*Listings of element regions*.

================================

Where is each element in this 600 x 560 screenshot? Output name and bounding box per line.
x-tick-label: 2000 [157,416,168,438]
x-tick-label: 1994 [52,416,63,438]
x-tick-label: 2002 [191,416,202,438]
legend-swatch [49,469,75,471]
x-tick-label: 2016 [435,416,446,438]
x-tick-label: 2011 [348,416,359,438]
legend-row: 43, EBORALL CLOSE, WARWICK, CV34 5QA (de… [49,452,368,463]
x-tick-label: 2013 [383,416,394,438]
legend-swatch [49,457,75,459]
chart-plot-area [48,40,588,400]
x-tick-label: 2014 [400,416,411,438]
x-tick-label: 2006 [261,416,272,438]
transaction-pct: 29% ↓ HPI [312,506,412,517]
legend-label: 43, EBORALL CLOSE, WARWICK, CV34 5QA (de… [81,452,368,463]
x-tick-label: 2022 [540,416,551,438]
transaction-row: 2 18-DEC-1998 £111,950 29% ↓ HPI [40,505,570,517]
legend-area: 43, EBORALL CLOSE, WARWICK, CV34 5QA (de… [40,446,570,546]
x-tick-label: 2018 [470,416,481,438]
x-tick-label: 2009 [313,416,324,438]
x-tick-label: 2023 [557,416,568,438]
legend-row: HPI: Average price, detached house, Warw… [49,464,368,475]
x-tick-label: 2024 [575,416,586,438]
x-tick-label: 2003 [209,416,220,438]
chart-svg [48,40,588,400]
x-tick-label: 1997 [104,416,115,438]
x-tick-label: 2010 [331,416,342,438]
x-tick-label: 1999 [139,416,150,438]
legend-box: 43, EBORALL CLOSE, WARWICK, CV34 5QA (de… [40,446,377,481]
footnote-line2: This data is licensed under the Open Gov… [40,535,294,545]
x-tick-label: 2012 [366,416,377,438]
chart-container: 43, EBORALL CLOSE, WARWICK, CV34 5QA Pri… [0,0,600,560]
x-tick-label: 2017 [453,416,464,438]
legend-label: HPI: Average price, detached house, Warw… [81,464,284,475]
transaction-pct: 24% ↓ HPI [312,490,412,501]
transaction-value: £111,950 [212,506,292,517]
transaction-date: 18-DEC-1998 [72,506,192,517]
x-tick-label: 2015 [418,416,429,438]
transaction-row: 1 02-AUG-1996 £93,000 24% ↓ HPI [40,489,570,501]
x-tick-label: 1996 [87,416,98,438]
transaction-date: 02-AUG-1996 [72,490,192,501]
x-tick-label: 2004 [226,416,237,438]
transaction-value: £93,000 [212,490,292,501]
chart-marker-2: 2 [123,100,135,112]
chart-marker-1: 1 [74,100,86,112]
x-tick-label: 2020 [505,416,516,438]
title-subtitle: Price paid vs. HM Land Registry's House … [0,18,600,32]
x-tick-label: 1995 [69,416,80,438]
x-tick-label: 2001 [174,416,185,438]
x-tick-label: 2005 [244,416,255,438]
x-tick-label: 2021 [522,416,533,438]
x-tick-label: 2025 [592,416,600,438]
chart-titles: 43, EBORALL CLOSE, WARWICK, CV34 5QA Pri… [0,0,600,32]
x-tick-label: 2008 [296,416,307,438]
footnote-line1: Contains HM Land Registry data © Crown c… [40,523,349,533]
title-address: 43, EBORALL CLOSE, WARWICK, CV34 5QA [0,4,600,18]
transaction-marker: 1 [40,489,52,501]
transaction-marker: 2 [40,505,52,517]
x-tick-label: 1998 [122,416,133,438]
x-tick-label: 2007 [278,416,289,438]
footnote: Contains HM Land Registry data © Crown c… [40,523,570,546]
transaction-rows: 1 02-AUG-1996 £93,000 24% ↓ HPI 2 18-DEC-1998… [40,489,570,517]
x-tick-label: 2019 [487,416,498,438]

================================

*Problem to solve*. Copy everything from the start of the listing down to the line containing "x-tick-label: 2009 [313,416,324,438]", both ends included, word for word.

*Completed exercise*.
Where is each element in this 600 x 560 screenshot? Output name and bounding box per line.
x-tick-label: 2000 [157,416,168,438]
x-tick-label: 1994 [52,416,63,438]
x-tick-label: 2002 [191,416,202,438]
legend-swatch [49,469,75,471]
x-tick-label: 2016 [435,416,446,438]
x-tick-label: 2011 [348,416,359,438]
legend-row: 43, EBORALL CLOSE, WARWICK, CV34 5QA (de… [49,452,368,463]
x-tick-label: 2013 [383,416,394,438]
legend-swatch [49,457,75,459]
chart-plot-area [48,40,588,400]
x-tick-label: 2014 [400,416,411,438]
x-tick-label: 2006 [261,416,272,438]
transaction-pct: 29% ↓ HPI [312,506,412,517]
legend-label: 43, EBORALL CLOSE, WARWICK, CV34 5QA (de… [81,452,368,463]
x-tick-label: 2022 [540,416,551,438]
transaction-row: 2 18-DEC-1998 £111,950 29% ↓ HPI [40,505,570,517]
legend-area: 43, EBORALL CLOSE, WARWICK, CV34 5QA (de… [40,446,570,546]
x-tick-label: 2018 [470,416,481,438]
x-tick-label: 2009 [313,416,324,438]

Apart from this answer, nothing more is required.